----- Given records -----

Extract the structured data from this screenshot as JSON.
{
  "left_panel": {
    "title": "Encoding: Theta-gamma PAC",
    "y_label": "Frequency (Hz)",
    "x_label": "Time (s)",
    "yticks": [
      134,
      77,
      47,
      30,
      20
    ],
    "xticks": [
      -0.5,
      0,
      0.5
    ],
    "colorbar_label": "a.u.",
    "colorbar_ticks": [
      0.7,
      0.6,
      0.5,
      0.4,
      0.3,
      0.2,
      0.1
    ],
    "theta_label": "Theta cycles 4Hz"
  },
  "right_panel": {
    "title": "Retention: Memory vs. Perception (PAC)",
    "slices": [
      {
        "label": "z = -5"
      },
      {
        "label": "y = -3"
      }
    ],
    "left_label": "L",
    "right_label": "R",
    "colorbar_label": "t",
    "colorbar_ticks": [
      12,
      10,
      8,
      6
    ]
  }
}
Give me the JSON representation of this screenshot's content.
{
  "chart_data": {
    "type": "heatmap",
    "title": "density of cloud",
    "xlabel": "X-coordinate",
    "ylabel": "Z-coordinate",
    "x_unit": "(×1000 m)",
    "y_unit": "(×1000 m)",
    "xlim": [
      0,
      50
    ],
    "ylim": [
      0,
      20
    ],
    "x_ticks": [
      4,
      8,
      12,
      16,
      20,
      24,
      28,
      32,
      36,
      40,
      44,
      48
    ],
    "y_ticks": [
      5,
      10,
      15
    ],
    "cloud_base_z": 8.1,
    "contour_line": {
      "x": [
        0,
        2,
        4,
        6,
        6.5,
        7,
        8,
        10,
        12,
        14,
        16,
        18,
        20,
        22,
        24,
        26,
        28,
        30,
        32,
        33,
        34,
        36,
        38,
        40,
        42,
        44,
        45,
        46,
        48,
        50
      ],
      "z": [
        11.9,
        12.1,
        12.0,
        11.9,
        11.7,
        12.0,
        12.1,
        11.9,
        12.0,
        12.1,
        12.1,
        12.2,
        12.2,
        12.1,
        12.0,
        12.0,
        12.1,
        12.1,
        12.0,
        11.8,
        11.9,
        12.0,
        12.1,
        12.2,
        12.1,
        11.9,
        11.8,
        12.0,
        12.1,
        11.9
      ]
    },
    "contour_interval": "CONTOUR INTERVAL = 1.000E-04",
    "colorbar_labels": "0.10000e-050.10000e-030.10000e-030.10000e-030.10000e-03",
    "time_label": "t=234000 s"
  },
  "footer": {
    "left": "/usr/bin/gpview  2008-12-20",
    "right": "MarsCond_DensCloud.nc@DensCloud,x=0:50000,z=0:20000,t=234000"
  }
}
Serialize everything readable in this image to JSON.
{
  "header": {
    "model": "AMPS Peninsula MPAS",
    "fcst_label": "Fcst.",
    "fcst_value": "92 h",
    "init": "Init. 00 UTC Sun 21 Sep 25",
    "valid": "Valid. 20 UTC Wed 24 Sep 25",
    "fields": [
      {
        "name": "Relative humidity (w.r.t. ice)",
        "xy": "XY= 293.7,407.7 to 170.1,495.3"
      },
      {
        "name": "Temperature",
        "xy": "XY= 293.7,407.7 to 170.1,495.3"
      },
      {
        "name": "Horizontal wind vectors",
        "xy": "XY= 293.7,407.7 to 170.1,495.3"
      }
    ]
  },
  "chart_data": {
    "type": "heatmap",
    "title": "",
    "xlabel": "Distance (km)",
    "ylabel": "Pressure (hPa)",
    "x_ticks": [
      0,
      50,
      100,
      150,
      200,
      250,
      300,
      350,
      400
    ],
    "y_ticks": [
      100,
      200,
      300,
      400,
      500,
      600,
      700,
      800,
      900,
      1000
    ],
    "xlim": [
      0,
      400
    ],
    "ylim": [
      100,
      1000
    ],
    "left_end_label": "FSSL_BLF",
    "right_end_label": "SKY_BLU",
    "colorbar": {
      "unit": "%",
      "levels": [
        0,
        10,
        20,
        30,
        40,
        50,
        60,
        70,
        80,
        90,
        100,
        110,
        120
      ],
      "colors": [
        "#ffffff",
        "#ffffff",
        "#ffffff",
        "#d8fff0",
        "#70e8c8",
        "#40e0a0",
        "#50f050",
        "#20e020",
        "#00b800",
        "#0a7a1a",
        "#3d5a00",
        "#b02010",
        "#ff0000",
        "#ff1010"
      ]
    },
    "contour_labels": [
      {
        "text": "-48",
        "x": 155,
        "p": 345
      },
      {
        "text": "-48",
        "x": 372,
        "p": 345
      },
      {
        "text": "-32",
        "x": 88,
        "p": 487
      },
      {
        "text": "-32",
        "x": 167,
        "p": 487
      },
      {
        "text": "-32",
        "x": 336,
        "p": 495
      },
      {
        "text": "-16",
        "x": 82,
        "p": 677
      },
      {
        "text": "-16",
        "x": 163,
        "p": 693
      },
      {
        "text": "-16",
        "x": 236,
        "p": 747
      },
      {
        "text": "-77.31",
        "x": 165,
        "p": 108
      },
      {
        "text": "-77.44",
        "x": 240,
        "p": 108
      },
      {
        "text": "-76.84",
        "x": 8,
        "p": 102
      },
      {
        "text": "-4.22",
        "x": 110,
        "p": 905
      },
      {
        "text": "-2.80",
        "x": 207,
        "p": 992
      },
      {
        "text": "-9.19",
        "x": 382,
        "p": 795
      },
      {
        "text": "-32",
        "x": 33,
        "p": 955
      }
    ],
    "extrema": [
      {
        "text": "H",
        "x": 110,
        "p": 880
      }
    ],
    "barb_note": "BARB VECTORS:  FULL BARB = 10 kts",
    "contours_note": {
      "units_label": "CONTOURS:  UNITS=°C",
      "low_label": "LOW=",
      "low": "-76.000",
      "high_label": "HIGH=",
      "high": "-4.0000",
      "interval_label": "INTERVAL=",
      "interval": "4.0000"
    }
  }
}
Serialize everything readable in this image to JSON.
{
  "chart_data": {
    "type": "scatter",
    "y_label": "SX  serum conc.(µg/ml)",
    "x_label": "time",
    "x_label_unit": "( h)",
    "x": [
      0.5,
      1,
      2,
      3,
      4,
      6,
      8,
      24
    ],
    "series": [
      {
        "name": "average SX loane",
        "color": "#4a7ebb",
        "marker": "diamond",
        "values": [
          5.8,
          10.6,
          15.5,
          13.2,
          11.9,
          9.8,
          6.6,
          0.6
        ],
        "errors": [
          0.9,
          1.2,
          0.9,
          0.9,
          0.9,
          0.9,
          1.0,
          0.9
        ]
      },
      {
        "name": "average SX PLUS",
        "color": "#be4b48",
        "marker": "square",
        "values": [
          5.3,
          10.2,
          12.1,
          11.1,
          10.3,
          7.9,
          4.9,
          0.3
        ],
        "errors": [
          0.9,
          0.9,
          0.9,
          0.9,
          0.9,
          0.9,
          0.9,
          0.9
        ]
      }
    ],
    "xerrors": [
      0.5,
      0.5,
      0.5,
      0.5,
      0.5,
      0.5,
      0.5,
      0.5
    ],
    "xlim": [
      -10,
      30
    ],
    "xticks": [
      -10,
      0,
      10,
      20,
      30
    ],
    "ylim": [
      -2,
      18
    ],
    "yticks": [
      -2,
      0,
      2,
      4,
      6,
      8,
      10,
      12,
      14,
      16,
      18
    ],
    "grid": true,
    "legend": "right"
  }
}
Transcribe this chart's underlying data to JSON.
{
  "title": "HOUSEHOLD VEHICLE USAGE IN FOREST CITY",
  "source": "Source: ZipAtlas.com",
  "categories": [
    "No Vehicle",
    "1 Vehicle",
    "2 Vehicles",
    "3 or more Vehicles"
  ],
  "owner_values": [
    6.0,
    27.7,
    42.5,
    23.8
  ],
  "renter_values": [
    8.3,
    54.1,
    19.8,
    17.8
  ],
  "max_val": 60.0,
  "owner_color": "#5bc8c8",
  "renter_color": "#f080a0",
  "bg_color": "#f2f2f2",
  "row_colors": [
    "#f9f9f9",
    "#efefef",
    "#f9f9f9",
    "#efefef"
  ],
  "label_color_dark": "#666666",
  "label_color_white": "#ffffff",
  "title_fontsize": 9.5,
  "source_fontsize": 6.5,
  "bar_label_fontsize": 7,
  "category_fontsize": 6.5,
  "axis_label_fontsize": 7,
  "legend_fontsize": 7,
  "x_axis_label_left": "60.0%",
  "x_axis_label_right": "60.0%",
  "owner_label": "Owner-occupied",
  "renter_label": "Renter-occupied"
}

-----

▶ [Goal]
Search the entries for the word "this" and pick out every line that holds it.

▶ [Full output]
Extract the structured data from this screenshot as JSON.
Give me the JSON representation of this screenshot's content.
Serialize everything readable in this image to JSON.
Serialize everything readable in this image to JSON.
Transcribe this chart's underlying data to JSON.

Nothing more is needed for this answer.